→ **Your goal**: Give the count of lines containing the string "this", with no other output.

→ **Supplied material**:
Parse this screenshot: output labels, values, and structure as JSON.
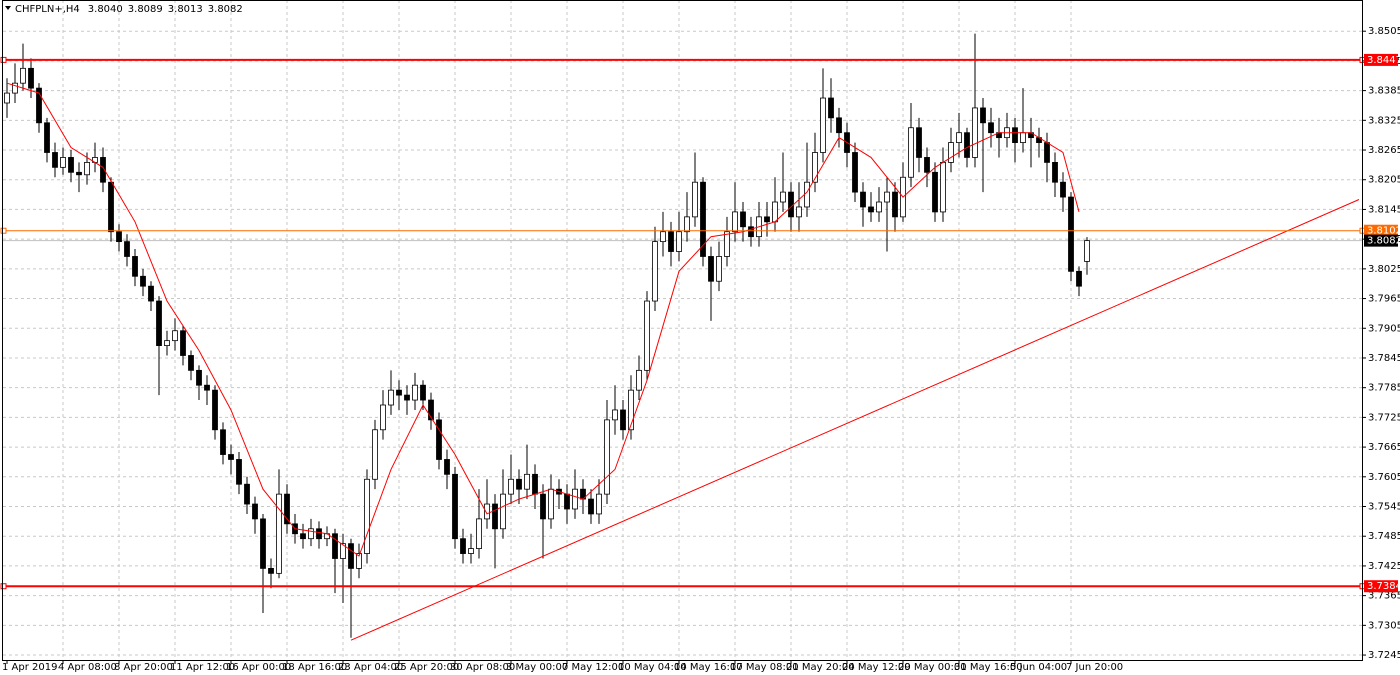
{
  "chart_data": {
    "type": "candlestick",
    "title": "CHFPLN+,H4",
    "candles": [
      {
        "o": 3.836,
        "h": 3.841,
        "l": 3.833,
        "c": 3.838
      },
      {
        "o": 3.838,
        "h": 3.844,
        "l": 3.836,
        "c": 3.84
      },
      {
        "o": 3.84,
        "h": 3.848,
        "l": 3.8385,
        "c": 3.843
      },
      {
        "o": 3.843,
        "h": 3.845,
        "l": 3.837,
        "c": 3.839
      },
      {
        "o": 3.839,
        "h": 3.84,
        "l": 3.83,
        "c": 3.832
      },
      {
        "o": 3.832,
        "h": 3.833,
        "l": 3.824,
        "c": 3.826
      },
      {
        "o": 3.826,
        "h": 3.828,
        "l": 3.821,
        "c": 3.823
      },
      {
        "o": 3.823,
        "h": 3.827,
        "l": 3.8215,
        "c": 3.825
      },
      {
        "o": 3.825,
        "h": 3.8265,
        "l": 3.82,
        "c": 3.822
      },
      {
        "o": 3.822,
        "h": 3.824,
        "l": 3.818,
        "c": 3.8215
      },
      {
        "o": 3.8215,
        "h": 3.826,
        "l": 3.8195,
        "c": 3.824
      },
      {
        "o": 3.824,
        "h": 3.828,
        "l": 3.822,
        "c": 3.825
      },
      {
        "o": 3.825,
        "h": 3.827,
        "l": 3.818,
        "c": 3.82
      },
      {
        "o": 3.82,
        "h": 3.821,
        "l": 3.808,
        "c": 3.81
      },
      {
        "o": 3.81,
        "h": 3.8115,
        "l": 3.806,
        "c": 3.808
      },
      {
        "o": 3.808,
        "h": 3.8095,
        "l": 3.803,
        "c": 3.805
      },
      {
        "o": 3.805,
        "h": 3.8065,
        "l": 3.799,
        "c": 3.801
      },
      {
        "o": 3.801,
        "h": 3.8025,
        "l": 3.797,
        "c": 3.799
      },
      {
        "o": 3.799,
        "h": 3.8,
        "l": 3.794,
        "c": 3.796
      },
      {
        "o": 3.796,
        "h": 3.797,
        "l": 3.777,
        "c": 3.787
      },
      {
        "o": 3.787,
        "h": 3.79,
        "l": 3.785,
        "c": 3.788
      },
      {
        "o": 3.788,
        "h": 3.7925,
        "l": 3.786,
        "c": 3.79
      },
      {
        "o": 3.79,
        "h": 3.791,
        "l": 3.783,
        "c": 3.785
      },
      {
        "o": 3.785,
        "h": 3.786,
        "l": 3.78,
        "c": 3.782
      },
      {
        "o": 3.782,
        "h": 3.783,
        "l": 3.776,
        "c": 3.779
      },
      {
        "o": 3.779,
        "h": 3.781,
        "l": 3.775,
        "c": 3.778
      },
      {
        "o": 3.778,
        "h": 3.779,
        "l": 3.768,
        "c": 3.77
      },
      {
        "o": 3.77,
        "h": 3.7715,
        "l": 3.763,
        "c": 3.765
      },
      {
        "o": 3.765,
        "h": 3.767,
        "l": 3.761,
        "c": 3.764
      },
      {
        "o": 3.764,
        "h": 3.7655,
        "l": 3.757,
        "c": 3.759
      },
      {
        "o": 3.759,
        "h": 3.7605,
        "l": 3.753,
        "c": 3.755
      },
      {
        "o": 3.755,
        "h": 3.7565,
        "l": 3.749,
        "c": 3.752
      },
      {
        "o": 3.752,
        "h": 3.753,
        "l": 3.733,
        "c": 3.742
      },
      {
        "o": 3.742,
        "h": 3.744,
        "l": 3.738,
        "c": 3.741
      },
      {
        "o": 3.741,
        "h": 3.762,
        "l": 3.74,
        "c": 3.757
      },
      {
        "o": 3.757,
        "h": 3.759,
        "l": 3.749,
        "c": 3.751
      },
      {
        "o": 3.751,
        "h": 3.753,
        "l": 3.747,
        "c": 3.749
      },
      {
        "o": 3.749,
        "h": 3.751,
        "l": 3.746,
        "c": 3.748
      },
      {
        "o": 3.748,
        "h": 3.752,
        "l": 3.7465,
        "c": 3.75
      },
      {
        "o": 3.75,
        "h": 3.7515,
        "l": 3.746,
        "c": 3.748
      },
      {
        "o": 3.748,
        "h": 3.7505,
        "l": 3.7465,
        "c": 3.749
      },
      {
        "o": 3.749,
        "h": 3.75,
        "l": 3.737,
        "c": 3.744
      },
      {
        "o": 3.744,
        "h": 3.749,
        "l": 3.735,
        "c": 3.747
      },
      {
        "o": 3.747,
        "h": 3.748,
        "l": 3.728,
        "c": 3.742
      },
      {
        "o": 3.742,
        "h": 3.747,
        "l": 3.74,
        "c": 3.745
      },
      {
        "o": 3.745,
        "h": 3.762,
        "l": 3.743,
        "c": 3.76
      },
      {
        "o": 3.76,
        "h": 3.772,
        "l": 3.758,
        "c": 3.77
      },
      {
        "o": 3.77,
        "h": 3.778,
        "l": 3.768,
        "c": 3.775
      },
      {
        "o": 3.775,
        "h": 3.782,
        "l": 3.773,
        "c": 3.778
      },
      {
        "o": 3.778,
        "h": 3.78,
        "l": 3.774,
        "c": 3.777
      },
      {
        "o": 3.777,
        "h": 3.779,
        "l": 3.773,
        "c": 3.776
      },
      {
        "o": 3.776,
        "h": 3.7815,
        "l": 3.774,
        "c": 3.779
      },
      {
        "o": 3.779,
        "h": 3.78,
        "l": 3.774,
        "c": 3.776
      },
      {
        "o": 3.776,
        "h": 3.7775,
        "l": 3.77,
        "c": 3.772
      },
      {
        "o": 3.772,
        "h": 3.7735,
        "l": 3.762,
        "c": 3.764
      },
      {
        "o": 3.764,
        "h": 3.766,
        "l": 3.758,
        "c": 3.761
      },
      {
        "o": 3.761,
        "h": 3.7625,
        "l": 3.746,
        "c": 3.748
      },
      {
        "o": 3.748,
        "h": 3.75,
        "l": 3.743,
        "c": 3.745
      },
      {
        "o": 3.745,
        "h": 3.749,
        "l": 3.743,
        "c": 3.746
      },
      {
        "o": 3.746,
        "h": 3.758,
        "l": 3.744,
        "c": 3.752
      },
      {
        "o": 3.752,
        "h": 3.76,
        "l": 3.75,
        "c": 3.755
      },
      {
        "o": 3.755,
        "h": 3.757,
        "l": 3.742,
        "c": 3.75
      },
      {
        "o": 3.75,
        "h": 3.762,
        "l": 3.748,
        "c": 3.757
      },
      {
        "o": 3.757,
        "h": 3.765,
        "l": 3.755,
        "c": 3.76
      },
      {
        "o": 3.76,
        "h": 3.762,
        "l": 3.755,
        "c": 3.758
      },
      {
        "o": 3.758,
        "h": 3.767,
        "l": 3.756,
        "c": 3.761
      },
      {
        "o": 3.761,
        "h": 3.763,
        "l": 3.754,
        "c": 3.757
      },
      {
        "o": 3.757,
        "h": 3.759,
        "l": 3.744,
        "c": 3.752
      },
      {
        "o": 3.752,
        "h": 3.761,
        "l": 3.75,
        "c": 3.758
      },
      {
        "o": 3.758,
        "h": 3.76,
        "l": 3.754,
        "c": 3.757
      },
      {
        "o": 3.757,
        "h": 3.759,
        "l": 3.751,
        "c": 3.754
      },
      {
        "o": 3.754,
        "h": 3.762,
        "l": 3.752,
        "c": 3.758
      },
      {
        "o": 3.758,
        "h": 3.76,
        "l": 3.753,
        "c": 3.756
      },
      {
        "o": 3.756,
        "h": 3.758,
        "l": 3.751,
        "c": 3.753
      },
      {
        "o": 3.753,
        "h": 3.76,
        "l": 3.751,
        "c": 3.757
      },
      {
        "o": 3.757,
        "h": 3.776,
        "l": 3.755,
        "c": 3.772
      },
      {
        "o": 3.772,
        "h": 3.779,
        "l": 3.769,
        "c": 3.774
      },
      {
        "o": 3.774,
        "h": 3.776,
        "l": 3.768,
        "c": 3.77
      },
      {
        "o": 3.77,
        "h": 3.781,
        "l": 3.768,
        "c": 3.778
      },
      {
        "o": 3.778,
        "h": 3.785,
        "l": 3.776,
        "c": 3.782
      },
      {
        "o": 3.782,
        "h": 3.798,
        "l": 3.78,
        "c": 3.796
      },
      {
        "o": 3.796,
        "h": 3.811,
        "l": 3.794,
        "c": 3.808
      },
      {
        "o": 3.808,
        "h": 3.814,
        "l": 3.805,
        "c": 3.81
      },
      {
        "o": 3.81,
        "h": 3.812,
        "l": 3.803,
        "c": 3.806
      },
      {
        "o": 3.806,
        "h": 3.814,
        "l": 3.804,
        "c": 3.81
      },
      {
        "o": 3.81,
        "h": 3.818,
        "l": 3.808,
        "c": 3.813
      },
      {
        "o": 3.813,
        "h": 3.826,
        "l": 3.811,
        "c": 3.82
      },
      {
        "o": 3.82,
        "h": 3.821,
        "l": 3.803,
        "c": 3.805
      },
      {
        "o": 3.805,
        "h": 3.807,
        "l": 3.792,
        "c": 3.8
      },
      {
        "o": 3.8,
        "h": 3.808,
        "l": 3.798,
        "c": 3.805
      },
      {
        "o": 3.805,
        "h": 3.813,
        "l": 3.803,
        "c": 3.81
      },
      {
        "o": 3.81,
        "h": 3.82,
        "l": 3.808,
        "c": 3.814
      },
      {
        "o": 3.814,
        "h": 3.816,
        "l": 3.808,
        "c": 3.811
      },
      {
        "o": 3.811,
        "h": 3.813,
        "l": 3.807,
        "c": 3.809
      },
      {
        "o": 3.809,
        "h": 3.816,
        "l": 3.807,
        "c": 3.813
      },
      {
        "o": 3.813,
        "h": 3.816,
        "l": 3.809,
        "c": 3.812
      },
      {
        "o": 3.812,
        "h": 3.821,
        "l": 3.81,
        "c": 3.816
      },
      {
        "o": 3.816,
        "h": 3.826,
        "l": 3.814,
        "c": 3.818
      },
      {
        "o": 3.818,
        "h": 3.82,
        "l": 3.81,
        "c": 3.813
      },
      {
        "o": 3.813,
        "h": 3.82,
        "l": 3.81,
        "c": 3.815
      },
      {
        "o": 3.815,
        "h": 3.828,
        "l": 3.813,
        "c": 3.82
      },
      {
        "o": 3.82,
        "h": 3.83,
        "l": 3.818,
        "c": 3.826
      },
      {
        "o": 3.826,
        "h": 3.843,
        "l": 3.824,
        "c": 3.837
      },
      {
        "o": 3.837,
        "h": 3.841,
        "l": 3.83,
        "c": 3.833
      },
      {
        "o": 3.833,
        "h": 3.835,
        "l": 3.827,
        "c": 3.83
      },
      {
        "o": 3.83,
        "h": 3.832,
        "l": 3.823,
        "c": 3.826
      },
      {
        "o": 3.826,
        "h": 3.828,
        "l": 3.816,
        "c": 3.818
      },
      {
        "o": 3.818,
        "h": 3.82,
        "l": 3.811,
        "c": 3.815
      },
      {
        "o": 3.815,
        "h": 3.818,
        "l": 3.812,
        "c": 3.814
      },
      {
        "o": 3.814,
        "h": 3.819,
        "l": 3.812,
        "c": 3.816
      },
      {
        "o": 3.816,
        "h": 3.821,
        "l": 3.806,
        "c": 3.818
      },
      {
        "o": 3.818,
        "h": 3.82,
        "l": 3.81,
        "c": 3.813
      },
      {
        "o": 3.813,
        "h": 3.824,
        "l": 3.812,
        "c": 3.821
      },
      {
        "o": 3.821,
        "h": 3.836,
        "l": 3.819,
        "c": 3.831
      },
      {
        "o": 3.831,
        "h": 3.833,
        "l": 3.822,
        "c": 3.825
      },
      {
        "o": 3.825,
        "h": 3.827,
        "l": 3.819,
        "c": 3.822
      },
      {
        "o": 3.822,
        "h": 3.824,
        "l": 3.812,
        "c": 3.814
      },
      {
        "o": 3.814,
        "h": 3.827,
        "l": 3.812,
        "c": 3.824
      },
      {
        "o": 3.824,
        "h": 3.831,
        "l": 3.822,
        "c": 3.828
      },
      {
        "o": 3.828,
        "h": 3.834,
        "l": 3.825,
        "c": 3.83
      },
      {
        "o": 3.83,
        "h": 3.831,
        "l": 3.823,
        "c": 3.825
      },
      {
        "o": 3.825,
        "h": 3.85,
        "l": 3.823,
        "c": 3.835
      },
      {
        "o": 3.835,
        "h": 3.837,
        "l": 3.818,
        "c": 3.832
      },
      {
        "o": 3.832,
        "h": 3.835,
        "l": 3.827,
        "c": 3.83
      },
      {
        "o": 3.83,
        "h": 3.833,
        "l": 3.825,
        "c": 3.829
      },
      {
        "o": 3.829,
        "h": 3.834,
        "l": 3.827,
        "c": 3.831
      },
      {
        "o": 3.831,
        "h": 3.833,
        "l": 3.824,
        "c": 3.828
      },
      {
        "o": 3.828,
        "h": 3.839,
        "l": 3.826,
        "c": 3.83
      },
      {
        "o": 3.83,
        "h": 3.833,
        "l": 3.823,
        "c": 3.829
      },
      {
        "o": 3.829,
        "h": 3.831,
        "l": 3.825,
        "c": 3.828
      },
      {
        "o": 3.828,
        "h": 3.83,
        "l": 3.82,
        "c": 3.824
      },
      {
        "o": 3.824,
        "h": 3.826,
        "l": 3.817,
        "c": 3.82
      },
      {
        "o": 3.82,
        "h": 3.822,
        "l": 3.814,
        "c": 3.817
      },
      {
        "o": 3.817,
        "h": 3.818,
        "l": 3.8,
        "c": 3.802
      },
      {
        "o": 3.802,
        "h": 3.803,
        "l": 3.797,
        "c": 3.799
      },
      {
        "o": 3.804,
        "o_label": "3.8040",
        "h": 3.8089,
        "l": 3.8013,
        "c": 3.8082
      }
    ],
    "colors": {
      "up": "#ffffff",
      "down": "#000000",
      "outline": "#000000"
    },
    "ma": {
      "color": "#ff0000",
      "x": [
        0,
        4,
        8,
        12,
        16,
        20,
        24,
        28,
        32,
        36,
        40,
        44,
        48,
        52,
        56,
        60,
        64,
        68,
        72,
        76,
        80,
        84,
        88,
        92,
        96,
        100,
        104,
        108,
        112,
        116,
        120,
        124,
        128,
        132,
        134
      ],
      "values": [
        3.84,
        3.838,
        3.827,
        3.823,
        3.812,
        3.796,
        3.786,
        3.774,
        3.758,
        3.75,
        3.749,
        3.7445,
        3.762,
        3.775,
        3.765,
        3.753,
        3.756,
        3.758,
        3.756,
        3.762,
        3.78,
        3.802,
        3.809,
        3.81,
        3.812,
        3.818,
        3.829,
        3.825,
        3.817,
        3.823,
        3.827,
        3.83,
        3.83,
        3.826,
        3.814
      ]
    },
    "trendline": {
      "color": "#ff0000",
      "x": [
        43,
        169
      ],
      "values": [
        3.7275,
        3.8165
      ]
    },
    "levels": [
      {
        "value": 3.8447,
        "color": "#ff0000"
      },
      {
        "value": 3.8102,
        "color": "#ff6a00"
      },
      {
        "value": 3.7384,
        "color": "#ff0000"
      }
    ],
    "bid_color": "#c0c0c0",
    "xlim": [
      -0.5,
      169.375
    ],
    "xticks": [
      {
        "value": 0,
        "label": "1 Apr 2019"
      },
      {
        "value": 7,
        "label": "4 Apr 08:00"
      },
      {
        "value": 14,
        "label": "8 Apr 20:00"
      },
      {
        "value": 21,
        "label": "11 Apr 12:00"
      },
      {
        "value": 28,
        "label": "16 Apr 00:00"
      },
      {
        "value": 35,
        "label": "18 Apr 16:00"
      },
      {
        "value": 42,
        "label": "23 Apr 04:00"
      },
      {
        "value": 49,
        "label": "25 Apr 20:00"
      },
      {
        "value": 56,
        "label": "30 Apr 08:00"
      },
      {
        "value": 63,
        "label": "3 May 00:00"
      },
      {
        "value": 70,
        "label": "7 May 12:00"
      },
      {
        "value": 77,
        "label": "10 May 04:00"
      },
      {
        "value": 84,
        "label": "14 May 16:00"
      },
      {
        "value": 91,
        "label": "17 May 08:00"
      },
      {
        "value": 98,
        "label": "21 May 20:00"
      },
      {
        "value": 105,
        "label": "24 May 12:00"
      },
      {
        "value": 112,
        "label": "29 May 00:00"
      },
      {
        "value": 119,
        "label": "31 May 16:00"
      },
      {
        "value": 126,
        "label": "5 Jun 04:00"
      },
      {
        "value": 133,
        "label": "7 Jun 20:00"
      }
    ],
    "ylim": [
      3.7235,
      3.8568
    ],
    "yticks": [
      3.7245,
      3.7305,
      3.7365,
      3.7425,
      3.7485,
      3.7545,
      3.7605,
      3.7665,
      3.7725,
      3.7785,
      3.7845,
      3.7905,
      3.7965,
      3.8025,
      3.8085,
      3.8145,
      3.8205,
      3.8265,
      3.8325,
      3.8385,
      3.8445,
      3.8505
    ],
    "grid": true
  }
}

---

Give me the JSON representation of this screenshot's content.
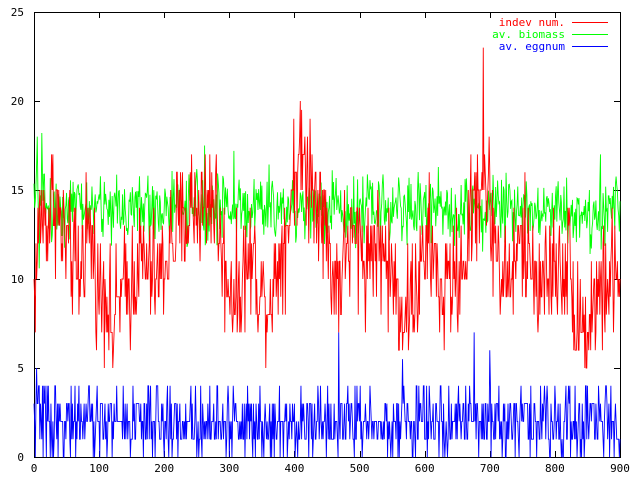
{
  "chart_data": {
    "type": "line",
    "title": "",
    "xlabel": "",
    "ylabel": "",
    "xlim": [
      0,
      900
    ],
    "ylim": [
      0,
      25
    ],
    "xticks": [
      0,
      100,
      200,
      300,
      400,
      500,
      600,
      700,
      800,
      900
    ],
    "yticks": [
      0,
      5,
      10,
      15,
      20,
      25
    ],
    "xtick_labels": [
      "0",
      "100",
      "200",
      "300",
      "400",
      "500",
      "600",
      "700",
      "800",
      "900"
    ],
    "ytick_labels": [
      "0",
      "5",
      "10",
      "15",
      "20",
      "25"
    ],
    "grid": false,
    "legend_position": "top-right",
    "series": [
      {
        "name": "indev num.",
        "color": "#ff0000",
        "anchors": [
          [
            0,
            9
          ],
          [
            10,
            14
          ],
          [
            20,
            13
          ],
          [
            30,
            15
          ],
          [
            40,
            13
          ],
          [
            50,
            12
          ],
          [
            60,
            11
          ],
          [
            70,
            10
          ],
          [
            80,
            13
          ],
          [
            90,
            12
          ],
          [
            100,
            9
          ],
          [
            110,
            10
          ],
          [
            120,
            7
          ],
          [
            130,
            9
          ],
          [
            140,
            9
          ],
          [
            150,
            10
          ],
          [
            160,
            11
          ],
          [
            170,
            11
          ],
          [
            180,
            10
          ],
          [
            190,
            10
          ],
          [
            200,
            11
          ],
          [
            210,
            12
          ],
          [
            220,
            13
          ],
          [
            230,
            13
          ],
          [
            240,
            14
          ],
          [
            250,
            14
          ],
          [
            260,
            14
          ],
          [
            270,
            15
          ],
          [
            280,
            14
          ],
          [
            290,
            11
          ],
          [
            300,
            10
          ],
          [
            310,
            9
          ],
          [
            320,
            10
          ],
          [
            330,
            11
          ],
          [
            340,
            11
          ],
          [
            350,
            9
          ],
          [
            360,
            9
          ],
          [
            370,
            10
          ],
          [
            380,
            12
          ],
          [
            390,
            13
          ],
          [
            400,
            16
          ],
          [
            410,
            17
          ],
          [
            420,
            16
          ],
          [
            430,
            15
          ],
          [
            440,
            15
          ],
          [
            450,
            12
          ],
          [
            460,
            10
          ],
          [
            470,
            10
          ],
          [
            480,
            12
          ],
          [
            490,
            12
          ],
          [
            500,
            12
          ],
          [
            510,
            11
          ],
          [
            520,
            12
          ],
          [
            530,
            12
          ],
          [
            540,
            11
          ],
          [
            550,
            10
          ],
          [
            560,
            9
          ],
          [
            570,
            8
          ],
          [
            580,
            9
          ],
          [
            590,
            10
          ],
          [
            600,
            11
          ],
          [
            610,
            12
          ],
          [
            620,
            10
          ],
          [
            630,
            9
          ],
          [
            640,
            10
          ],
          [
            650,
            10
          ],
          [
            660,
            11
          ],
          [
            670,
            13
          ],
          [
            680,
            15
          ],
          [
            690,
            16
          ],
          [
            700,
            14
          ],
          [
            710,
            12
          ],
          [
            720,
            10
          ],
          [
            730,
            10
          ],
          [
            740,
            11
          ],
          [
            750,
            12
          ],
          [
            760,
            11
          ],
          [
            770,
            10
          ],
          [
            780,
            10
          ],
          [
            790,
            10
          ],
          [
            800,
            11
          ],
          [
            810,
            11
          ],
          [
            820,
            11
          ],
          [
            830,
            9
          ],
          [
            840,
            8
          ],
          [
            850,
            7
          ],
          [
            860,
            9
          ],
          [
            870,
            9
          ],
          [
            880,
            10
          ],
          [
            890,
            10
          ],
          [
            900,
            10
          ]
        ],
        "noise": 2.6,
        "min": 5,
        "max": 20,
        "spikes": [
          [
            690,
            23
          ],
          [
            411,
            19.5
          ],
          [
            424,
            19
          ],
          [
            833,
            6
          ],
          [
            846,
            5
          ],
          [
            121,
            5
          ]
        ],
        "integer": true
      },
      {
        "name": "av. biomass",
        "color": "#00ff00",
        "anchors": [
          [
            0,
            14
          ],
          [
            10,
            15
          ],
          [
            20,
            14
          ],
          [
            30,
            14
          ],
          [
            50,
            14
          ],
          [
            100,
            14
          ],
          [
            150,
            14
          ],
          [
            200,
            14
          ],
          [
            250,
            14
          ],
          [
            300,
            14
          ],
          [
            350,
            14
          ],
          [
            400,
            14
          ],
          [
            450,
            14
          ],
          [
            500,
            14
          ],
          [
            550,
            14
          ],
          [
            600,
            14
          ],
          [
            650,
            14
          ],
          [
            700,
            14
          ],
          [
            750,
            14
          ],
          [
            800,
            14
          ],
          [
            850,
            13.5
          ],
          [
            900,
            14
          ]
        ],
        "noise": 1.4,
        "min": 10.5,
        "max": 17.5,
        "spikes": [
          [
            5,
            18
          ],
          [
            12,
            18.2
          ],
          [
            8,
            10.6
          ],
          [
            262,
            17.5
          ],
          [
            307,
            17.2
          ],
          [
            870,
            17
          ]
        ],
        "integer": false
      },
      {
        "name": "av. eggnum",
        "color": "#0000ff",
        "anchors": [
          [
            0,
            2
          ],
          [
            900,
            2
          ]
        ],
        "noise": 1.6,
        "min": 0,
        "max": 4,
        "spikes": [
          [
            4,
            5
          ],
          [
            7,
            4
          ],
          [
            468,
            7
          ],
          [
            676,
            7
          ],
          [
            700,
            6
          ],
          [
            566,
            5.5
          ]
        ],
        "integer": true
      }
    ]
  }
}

→ **The solution**: 2